(Data for the task):
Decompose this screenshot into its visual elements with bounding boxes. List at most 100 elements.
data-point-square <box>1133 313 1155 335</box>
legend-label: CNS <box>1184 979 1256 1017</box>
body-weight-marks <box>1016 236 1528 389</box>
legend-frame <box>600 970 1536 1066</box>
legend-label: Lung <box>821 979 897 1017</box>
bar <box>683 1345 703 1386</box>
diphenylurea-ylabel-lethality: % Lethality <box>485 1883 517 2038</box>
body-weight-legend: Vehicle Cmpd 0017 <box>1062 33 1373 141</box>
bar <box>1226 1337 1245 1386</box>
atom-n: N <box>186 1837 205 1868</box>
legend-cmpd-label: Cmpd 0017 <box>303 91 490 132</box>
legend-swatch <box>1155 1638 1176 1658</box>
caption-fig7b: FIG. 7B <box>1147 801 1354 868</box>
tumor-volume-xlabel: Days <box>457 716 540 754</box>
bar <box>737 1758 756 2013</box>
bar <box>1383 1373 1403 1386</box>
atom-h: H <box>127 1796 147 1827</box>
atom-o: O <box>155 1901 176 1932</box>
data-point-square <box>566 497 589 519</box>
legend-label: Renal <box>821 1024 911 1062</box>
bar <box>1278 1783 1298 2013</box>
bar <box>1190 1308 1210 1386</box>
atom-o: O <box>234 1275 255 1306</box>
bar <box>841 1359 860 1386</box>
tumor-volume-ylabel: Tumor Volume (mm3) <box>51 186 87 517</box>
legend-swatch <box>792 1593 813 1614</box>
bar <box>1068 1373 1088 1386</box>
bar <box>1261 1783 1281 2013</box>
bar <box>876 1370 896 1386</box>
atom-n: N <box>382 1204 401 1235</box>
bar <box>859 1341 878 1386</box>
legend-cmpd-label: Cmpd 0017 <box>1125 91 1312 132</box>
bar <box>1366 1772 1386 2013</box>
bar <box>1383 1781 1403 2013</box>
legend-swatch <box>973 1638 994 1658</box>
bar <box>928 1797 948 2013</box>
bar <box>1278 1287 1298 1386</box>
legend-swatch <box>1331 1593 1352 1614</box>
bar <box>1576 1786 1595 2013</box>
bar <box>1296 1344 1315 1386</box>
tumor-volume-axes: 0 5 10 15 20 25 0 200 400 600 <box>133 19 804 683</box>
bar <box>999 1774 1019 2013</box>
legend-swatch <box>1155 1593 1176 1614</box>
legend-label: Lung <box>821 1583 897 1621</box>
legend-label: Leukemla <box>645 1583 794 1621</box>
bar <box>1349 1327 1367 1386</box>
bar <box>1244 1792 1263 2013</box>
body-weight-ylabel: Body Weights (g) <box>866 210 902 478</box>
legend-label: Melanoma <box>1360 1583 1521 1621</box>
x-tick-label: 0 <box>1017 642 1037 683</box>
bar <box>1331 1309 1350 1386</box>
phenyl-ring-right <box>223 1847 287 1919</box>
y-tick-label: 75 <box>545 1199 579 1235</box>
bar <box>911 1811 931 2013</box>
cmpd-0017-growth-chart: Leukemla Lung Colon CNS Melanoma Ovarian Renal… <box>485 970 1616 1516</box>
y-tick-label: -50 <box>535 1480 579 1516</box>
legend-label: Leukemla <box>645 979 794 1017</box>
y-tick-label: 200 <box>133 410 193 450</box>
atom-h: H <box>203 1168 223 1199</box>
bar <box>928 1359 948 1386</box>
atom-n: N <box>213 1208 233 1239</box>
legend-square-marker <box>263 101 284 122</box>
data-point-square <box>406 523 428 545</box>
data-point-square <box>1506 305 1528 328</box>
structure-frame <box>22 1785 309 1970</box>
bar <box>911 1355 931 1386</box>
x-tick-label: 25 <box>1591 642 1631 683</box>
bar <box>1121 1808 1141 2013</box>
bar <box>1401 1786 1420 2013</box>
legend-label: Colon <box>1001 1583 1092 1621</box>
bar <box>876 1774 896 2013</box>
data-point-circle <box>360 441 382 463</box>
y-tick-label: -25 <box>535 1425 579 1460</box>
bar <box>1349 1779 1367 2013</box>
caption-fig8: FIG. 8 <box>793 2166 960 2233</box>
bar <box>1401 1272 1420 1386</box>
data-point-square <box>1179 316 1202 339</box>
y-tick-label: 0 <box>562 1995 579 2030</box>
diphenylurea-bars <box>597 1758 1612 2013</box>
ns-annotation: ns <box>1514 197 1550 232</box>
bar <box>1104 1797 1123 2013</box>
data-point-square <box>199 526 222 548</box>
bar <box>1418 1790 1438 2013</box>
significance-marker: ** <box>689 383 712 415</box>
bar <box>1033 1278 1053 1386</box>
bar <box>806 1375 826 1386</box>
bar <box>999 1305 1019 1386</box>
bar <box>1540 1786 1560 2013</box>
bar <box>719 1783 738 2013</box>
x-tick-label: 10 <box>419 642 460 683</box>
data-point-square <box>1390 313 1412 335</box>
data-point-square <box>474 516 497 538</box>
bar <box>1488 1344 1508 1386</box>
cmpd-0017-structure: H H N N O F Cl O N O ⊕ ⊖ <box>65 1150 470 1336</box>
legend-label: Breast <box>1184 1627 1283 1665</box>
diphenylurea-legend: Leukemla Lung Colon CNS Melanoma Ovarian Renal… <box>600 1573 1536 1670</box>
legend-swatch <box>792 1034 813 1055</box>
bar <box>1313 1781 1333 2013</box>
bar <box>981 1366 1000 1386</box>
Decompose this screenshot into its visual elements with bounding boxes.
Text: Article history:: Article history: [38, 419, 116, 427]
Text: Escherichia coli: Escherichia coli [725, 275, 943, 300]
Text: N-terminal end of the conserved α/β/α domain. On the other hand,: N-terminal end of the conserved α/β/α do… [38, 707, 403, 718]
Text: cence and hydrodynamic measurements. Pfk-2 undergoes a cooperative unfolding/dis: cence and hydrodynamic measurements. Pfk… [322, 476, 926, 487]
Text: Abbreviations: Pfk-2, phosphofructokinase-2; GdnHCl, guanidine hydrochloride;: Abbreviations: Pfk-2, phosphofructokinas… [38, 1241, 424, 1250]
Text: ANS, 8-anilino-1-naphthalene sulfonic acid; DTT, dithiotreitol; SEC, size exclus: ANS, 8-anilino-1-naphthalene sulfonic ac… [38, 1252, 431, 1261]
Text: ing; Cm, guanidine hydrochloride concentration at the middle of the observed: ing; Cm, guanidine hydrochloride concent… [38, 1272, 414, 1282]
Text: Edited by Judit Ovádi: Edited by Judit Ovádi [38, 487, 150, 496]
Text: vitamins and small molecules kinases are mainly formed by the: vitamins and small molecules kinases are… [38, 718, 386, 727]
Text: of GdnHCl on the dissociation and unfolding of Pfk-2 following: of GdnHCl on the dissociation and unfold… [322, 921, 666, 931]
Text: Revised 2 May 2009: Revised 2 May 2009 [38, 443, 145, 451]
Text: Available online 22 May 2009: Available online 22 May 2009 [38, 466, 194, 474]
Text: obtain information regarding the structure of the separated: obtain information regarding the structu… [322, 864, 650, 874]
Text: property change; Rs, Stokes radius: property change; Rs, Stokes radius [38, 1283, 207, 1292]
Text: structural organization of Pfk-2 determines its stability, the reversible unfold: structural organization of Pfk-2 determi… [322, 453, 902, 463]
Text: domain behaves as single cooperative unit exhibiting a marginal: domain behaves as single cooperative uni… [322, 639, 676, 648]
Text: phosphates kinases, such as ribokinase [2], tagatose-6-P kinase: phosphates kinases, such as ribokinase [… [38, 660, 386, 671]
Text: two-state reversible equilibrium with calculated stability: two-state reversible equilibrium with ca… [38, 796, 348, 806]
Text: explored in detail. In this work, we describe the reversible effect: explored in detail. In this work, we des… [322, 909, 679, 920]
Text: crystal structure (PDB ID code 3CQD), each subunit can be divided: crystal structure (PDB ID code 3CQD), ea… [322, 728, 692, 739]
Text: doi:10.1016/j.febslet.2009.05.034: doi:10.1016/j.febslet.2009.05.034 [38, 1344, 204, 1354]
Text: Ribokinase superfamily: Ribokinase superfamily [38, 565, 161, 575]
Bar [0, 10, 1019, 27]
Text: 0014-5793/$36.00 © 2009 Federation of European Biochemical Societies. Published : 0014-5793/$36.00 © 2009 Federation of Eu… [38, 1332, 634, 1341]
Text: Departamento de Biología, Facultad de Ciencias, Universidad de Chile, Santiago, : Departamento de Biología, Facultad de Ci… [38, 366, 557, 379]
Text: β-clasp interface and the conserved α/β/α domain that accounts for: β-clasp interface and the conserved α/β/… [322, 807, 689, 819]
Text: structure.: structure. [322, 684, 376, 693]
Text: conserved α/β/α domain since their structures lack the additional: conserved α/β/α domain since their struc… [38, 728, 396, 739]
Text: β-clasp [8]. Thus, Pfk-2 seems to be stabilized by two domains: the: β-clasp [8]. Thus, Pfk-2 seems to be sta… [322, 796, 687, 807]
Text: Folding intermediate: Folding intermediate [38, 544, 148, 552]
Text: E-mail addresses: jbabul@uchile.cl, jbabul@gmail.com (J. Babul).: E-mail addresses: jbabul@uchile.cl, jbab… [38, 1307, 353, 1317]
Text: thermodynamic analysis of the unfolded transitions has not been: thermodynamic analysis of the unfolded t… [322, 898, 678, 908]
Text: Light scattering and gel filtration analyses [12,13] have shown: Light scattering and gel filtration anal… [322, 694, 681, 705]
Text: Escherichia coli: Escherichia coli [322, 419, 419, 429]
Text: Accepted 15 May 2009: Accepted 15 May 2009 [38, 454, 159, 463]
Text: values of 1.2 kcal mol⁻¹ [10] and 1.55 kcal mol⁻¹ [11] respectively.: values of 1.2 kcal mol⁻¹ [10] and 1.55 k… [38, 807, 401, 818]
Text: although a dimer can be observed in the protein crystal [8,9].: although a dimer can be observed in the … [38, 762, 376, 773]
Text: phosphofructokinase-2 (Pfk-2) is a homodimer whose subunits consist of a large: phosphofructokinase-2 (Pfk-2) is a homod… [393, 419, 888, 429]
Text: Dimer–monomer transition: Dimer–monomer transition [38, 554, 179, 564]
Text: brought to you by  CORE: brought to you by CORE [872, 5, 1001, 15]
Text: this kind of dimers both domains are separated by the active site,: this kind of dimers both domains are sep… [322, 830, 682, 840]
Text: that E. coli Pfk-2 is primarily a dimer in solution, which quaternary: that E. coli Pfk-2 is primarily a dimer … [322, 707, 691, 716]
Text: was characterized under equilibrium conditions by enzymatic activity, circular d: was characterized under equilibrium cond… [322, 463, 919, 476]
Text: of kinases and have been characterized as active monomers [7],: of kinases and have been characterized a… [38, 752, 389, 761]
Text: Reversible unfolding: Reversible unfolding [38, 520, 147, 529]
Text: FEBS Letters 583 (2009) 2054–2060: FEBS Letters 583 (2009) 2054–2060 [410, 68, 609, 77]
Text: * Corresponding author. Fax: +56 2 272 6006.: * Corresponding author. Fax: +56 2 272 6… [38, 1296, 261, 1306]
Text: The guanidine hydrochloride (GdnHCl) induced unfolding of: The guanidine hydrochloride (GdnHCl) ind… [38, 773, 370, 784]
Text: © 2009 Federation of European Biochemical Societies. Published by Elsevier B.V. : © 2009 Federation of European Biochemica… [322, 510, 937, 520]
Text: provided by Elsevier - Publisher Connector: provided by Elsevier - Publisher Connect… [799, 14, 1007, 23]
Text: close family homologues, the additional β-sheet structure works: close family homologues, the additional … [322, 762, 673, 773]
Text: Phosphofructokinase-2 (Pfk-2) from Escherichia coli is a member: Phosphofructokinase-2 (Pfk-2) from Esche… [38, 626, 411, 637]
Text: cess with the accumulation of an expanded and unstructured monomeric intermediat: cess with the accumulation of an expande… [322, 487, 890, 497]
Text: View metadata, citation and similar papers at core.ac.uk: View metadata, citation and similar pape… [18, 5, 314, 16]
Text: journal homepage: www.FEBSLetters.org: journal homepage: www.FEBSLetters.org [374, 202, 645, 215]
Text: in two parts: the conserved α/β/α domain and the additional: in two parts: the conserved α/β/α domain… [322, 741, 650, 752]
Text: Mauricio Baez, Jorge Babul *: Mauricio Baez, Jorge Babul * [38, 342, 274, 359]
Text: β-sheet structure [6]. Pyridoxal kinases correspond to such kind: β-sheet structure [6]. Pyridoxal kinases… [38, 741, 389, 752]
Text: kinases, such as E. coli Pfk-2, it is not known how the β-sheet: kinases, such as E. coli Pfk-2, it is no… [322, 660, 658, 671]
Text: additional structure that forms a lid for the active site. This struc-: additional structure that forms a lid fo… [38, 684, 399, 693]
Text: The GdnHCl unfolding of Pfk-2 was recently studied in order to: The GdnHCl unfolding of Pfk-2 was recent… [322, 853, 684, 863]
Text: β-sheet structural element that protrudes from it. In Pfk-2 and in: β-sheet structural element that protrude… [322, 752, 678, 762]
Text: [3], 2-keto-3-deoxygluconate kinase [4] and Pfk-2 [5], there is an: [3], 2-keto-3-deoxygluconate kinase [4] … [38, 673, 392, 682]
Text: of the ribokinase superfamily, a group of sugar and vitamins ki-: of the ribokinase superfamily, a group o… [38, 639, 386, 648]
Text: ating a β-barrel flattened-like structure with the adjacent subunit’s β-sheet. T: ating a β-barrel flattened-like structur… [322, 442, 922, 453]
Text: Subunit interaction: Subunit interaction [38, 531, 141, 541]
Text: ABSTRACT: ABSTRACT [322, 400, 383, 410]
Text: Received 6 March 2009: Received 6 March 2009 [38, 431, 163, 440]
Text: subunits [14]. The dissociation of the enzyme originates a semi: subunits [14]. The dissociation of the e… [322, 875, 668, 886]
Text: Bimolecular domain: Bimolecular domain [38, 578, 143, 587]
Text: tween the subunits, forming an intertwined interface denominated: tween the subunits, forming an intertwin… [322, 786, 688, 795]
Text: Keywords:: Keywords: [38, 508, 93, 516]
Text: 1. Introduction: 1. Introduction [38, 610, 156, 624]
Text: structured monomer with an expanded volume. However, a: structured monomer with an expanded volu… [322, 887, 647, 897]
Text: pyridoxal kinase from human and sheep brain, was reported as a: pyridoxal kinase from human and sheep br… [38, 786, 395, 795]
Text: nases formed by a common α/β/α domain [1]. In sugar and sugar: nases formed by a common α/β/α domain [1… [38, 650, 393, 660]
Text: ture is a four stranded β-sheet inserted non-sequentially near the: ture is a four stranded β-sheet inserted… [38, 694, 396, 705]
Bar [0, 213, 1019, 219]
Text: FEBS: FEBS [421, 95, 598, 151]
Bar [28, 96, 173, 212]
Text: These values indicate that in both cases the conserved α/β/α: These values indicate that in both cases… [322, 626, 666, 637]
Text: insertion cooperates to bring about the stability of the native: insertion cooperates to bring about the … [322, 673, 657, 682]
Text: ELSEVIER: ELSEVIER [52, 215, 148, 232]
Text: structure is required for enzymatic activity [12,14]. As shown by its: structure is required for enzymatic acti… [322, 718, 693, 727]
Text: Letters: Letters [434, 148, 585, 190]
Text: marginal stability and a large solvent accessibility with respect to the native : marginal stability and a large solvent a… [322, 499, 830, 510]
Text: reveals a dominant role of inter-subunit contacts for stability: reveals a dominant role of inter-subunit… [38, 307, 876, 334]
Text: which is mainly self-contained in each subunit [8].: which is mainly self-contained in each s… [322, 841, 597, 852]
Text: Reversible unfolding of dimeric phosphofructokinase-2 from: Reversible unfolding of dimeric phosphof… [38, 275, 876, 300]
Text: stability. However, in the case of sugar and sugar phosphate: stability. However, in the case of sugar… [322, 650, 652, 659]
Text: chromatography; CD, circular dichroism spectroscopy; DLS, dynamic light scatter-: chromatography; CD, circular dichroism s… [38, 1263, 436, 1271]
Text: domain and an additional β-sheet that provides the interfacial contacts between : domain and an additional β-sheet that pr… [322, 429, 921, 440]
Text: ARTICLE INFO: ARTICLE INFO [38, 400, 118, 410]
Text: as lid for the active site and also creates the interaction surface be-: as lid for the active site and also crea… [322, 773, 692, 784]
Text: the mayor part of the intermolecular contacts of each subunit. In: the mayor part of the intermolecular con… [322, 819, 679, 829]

(Task description): When the string "volume" appears in a line of the records above, that line is to be copied.

(Answer for the task):
tumor-volume-xlabel: Days <box>457 716 540 754</box>
tumor-volume-ylabel: Tumor Volume (mm3) <box>51 186 87 517</box>
tumor-volume-axes: 0 5 10 15 20 25 0 200 400 600 <box>133 19 804 683</box>
Text: structured monomer with an expanded volume. However, a: structured monomer with an expanded volu… [322, 887, 647, 897]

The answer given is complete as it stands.